RECORDS SUPPLIED:
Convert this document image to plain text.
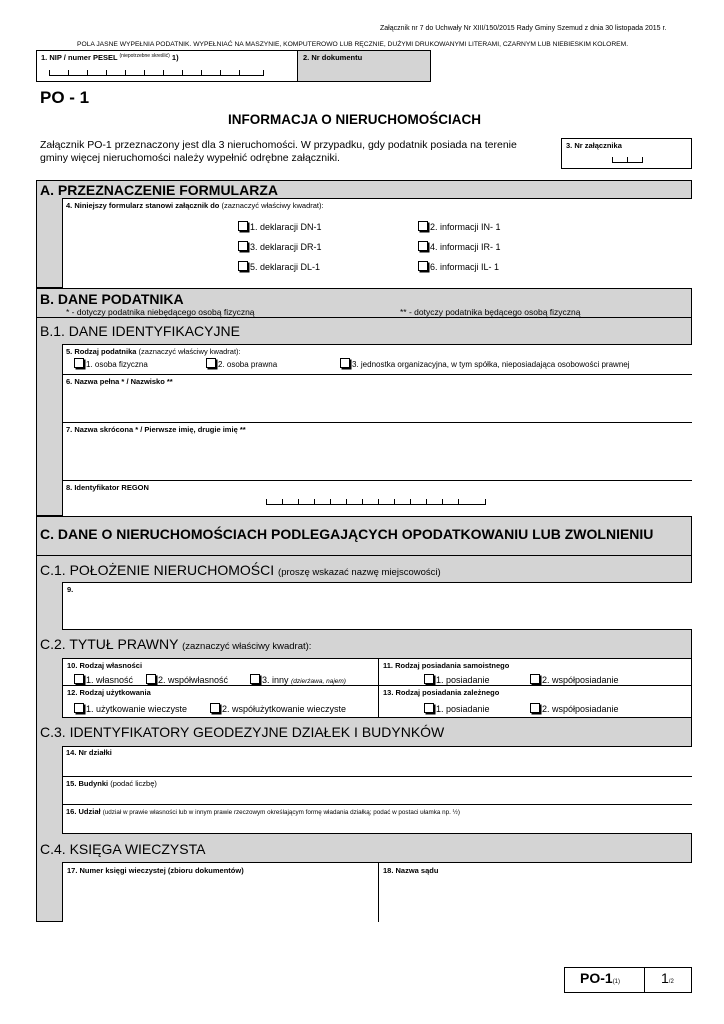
Załącznik nr 7 do Uchwały Nr XIII/150/2015 Rady Gminy Szemud z dnia 30 listopada 2015 r.
POLA JASNE WYPEŁNIA PODATNIK. WYPEŁNIAĆ NA MASZYNIE, KOMPUTEROWO LUB RĘCZNIE, DUŻYMI DRUKOWANYMI LITERAMI, CZARNYM LUB NIEBIESKIM KOLOREM.
1. NIP / numer PESEL $^{(niepotrzebne skreślić)}$ 1)	2. Nr dokumentu
PO - 1
INFORMACJA O NIERUCHOMOŚCIACH
Załącznik PO-1 przeznaczony jest dla 3 nieruchomości. W przypadku, gdy podatnik posiada na terenie
gminy więcej nieruchomości należy wypełnić odrębne załączniki.
3. Nr załącznika
A. PRZEZNACZENIE FORMULARZA
4. Niniejszy formularz stanowi załącznik do (zaznaczyć właściwy kwadrat):
1. deklaracji DN-1
3. deklaracji DR-1
5. deklaracji DL-1
2. informacji IN- 1
4. informacji IR- 1
6. informacji IL- 1
B. DANE PODATNIKA
* - dotyczy podatnika niebędącego osobą fizyczną	** - dotyczy podatnika będącego osobą fizyczną
B.1. DANE IDENTYFIKACYJNE
5. Rodzaj podatnika (zaznaczyć właściwy kwadrat):
1. osoba fizyczna	2. osoba prawna	3. jednostka organizacyjna, w tym spółka, nieposiadająca osobowości prawnej
6. Nazwa pełna * / Nazwisko **
7. Nazwa skrócona * / Pierwsze imię, drugie imię **
8. Identyfikator REGON
C. DANE O NIERUCHOMOŚCIACH PODLEGAJĄCYCH OPODATKOWANIU LUB ZWOLNIENIU
C.1. POŁOŻENIE NIERUCHOMOŚCI (proszę wskazać nazwę miejscowości)
9.
C.2. TYTUŁ PRAWNY (zaznaczyć właściwy kwadrat):
10. Rodzaj własności
1. własność	2. współwłasność	3. inny
(dzierżawa, najem)
11. Rodzaj posiadania samoistnego
1. posiadanie	2. współposiadanie
12. Rodzaj użytkowania
1. użytkowanie wieczyste	2. współużytkowanie wieczyste
13. Rodzaj posiadania zależnego
1. posiadanie	2. współposiadanie
C.3. IDENTYFIKATORY GEODEZYJNE DZIAŁEK I BUDYNKÓW
14. Nr działki
15. Budynki (podać liczbę)
16. Udział (udział w prawie własności lub w innym prawie rzeczowym określającym formę władania działką; podać w postaci ułamka np. ½)
C.4. KSIĘGA WIECZYSTA
17. Numer księgi wieczystej (zbioru dokumentów)	18. Nazwa sądu
PO-1(1)	1/2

GIVEN INSTRUCTION:
Without the pictures, repeat the listing above exactly.

OUTPUT OF THE TASK:
Convert this document image to plain text.
Załącznik nr 7 do Uchwały Nr XIII/150/2015 Rady Gminy Szemud z dnia 30 listopada 2015 r.
POLA JASNE WYPEŁNIA PODATNIK. WYPEŁNIAĆ NA MASZYNIE, KOMPUTEROWO LUB RĘCZNIE, DUŻYMI DRUKOWANYMI LITERAMI, CZARNYM LUB NIEBIESKIM KOLOREM.
1. NIP / numer PESEL $^{(niepotrzebne skreślić)}$ 1)	2. Nr dokumentu
PO - 1
INFORMACJA O NIERUCHOMOŚCIACH
Załącznik PO-1 przeznaczony jest dla 3 nieruchomości. W przypadku, gdy podatnik posiada na terenie
gminy więcej nieruchomości należy wypełnić odrębne załączniki.
3. Nr załącznika
A. PRZEZNACZENIE FORMULARZA
4. Niniejszy formularz stanowi załącznik do (zaznaczyć właściwy kwadrat):
1. deklaracji DN-1
3. deklaracji DR-1
5. deklaracji DL-1
2. informacji IN- 1
4. informacji IR- 1
6. informacji IL- 1
B. DANE PODATNIKA
* - dotyczy podatnika niebędącego osobą fizyczną	** - dotyczy podatnika będącego osobą fizyczną
B.1. DANE IDENTYFIKACYJNE
5. Rodzaj podatnika (zaznaczyć właściwy kwadrat):
1. osoba fizyczna	2. osoba prawna	3. jednostka organizacyjna, w tym spółka, nieposiadająca osobowości prawnej
6. Nazwa pełna * / Nazwisko **
7. Nazwa skrócona * / Pierwsze imię, drugie imię **
8. Identyfikator REGON
C. DANE O NIERUCHOMOŚCIACH PODLEGAJĄCYCH OPODATKOWANIU LUB ZWOLNIENIU
C.1. POŁOŻENIE NIERUCHOMOŚCI (proszę wskazać nazwę miejscowości)
9.
C.2. TYTUŁ PRAWNY (zaznaczyć właściwy kwadrat):
10. Rodzaj własności
1. własność	2. współwłasność	3. inny
(dzierżawa, najem)
11. Rodzaj posiadania samoistnego
1. posiadanie	2. współposiadanie
12. Rodzaj użytkowania
1. użytkowanie wieczyste	2. współużytkowanie wieczyste
13. Rodzaj posiadania zależnego
1. posiadanie	2. współposiadanie
C.3. IDENTYFIKATORY GEODEZYJNE DZIAŁEK I BUDYNKÓW
14. Nr działki
15. Budynki (podać liczbę)
16. Udział (udział w prawie własności lub w innym prawie rzeczowym określającym formę władania działką; podać w postaci ułamka np. ½)
C.4. KSIĘGA WIECZYSTA
17. Numer księgi wieczystej (zbioru dokumentów)	18. Nazwa sądu
PO-1(1)	1/2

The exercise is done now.